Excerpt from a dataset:
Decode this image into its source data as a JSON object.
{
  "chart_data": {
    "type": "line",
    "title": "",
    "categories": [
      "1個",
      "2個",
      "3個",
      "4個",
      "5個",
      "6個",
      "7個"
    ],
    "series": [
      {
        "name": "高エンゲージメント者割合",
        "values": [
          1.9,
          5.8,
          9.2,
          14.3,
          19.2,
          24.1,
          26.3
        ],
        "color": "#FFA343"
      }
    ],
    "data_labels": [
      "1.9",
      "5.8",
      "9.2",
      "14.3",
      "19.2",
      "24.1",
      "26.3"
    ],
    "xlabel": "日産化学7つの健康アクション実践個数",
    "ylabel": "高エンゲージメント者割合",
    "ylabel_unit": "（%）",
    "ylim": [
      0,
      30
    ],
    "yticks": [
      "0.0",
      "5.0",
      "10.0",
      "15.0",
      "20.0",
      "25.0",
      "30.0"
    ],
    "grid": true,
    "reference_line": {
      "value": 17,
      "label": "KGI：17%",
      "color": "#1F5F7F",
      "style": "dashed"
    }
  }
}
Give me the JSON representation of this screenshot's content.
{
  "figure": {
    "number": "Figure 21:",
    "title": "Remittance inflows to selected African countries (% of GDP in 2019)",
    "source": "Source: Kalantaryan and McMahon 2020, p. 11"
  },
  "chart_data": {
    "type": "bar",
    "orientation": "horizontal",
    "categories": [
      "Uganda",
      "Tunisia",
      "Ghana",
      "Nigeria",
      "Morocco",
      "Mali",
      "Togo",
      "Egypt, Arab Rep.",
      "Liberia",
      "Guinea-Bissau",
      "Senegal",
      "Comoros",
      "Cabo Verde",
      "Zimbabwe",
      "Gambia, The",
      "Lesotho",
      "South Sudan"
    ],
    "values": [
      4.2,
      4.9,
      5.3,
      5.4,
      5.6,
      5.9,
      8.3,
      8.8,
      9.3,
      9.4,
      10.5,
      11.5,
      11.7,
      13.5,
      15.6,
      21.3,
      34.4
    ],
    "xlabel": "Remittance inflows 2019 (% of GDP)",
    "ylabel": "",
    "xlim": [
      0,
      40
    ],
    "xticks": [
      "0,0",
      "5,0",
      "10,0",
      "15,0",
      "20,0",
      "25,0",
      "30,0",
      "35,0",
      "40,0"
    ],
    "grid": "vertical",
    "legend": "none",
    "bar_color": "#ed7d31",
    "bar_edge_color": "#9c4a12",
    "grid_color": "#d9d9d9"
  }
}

What is asked => Retype the listing above in full, with no alterations.

Correct answer =>
Decode this image into its source data as a JSON object.
{
  "chart_data": {
    "type": "line",
    "title": "",
    "categories": [
      "1個",
      "2個",
      "3個",
      "4個",
      "5個",
      "6個",
      "7個"
    ],
    "series": [
      {
        "name": "高エンゲージメント者割合",
        "values": [
          1.9,
          5.8,
          9.2,
          14.3,
          19.2,
          24.1,
          26.3
        ],
        "color": "#FFA343"
      }
    ],
    "data_labels": [
      "1.9",
      "5.8",
      "9.2",
      "14.3",
      "19.2",
      "24.1",
      "26.3"
    ],
    "xlabel": "日産化学7つの健康アクション実践個数",
    "ylabel": "高エンゲージメント者割合",
    "ylabel_unit": "（%）",
    "ylim": [
      0,
      30
    ],
    "yticks": [
      "0.0",
      "5.0",
      "10.0",
      "15.0",
      "20.0",
      "25.0",
      "30.0"
    ],
    "grid": true,
    "reference_line": {
      "value": 17,
      "label": "KGI：17%",
      "color": "#1F5F7F",
      "style": "dashed"
    }
  }
}
Give me the JSON representation of this screenshot's content.
{
  "figure": {
    "number": "Figure 21:",
    "title": "Remittance inflows to selected African countries (% of GDP in 2019)",
    "source": "Source: Kalantaryan and McMahon 2020, p. 11"
  },
  "chart_data": {
    "type": "bar",
    "orientation": "horizontal",
    "categories": [
      "Uganda",
      "Tunisia",
      "Ghana",
      "Nigeria",
      "Morocco",
      "Mali",
      "Togo",
      "Egypt, Arab Rep.",
      "Liberia",
      "Guinea-Bissau",
      "Senegal",
      "Comoros",
      "Cabo Verde",
      "Zimbabwe",
      "Gambia, The",
      "Lesotho",
      "South Sudan"
    ],
    "values": [
      4.2,
      4.9,
      5.3,
      5.4,
      5.6,
      5.9,
      8.3,
      8.8,
      9.3,
      9.4,
      10.5,
      11.5,
      11.7,
      13.5,
      15.6,
      21.3,
      34.4
    ],
    "xlabel": "Remittance inflows 2019 (% of GDP)",
    "ylabel": "",
    "xlim": [
      0,
      40
    ],
    "xticks": [
      "0,0",
      "5,0",
      "10,0",
      "15,0",
      "20,0",
      "25,0",
      "30,0",
      "35,0",
      "40,0"
    ],
    "grid": "vertical",
    "legend": "none",
    "bar_color": "#ed7d31",
    "bar_edge_color": "#9c4a12",
    "grid_color": "#d9d9d9"
  }
}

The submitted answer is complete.